§ **WHAT TO WORK ON**
Set down each entry from the block beneath, exactly as written.

§ **Data entries**
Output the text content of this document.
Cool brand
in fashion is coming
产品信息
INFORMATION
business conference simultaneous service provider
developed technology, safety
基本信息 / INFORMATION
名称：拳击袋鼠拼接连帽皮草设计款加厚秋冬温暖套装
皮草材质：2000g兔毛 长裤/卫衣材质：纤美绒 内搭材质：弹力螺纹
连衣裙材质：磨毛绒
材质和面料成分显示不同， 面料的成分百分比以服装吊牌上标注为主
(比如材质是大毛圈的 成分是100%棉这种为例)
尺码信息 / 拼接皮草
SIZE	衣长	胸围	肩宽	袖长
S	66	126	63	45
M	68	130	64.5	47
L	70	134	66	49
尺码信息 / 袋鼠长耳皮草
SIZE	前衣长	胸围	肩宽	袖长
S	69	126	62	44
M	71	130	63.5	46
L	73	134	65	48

§ **SOLUTION TO THIS PROBLEM**
Output the text content of this document.
Cool brand
in fashion is coming
产品信息
INFORMATION
business conference simultaneous service provider
developed technology, safety
基本信息 / INFORMATION
名称：拳击袋鼠拼接连帽皮草设计款加厚秋冬温暖套装
皮草材质：2000g兔毛 长裤/卫衣材质：纤美绒 内搭材质：弹力螺纹
连衣裙材质：磨毛绒
材质和面料成分显示不同， 面料的成分百分比以服装吊牌上标注为主
(比如材质是大毛圈的 成分是100%棉这种为例)
尺码信息 / 拼接皮草
SIZE	衣长	胸围	肩宽	袖长
S	66	126	63	45
M	68	130	64.5	47
L	70	134	66	49
尺码信息 / 袋鼠长耳皮草
SIZE	前衣长	胸围	肩宽	袖长
S	69	126	62	44
M	71	130	63.5	46
L	73	134	65	48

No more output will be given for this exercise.